— DIRECTIONS FOR THIS TASK —
Each line in the entries below that holds the string "values" is to be listed.

— RECORD SET —
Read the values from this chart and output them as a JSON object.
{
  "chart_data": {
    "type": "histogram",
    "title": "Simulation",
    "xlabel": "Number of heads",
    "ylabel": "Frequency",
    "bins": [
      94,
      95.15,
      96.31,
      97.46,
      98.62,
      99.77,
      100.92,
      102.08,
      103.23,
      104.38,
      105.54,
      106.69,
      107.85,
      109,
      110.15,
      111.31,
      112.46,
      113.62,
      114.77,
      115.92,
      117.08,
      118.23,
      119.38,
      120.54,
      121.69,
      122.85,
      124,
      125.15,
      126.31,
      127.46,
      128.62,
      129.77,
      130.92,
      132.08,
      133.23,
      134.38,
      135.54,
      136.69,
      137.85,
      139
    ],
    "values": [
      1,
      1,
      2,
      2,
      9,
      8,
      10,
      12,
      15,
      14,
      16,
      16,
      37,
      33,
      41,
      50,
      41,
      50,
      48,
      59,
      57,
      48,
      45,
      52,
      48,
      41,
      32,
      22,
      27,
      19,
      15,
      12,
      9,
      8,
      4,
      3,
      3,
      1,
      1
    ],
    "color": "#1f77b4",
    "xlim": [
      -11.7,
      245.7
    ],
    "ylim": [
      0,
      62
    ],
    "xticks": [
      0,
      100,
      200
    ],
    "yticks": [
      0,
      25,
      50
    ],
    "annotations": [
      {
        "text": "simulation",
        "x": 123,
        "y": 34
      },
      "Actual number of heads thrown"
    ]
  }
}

— EXERCISE RESULT —
Read the values from this chart and output them as a JSON object.
    "values": [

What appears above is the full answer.